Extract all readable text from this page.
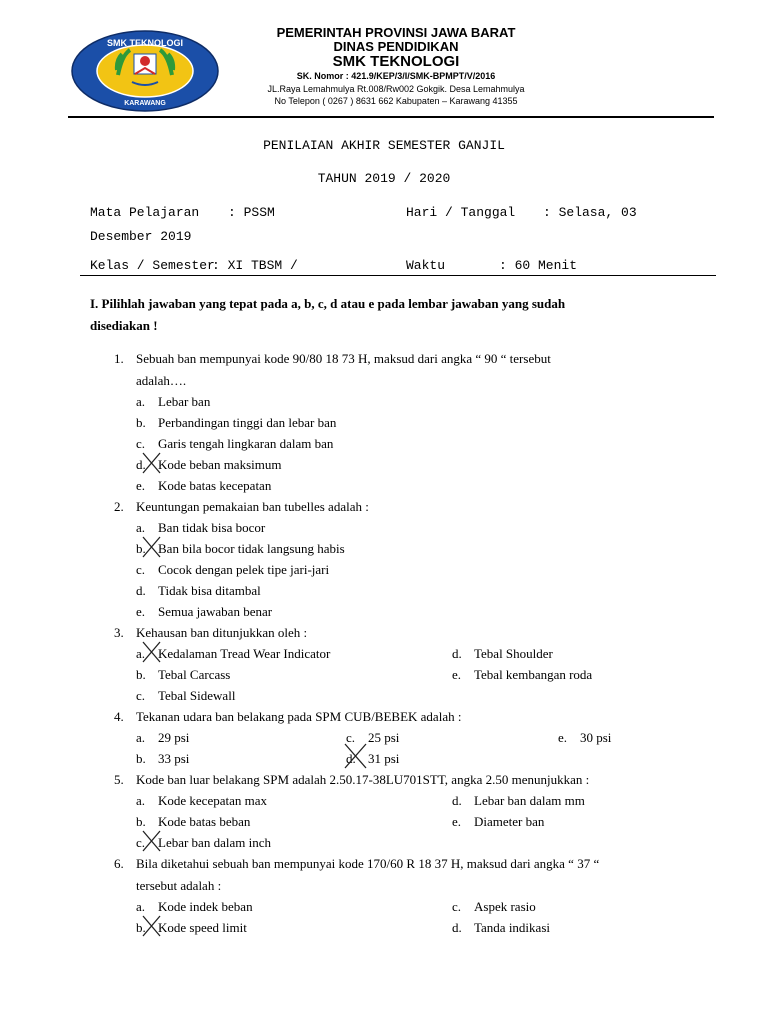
SMK TEKNOLOGI
KARAWANG
PEMERINTAH PROVINSI JAWA BARAT
DINAS PENDIDIKAN
SMK TEKNOLOGI
SK. Nomor : 421.9/KEP/3/I/SMK-BPMPT/V/2016
JL.Raya Lemahmulya Rt.008/Rw002 Gokgik. Desa Lemahmulya
No Telepon ( 0267 ) 8631 662 Kabupaten – Karawang 41355
PENILAIAN AKHIR SEMESTER GANJIL
TAHUN 2019 / 2020
Mata Pelajaran : PSSM	Hari / Tanggal : Selasa, 03
Desember 2019
Kelas / Semester
: XI TBSM /	Waktu	: 60 Menit
I. Pilihlah jawaban yang tepat pada a, b, c, d atau e pada lembar jawaban yang sudah
disediakan !
1. Sebuah ban mempunyai kode 90/80 18 73 H, maksud dari angka “ 90 “ tersebut
adalah….
a. Lebar ban
b. Perbandingan tinggi dan lebar ban
c. Garis tengah lingkaran dalam ban
d. Kode beban maksimum
e. Kode batas kecepatan
2. Keuntungan pemakaian ban tubelles adalah :
a. Ban tidak bisa bocor
b. Ban bila bocor tidak langsung habis
c. Cocok dengan pelek tipe jari-jari
d. Tidak bisa ditambal
e. Semua jawaban benar
3. Kehausan ban ditunjukkan oleh :
a. Kedalaman Tread Wear Indicator	d. Tebal Shoulder
b. Tebal Carcass	e. Tebal kembangan roda
c. Tebal Sidewall
4. Tekanan udara ban belakang pada SPM CUB/BEBEK adalah :
a. 29 psi	c. 25 psi	e. 30 psi
b. 33 psi	d. 31 psi
5. Kode ban luar belakang SPM adalah 2.50.17-38LU701STT, angka 2.50 menunjukkan :
a. Kode kecepatan max	d. Lebar ban dalam mm
b. Kode batas beban	e. Diameter ban
c. Lebar ban dalam inch
6. Bila diketahui sebuah ban mempunyai kode 170/60 R 18 37 H, maksud dari angka “ 37 “
tersebut adalah :
a. Kode indek beban	c. Aspek rasio
b. Kode speed limit	d. Tanda indikasi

→ WHAT IS NEEDED
Collect every line from the records above that contains the word "bocor".

→ OUTPUT FOR THIS TASK
a. Ban tidak bisa bocor
b. Ban bila bocor tidak langsung habis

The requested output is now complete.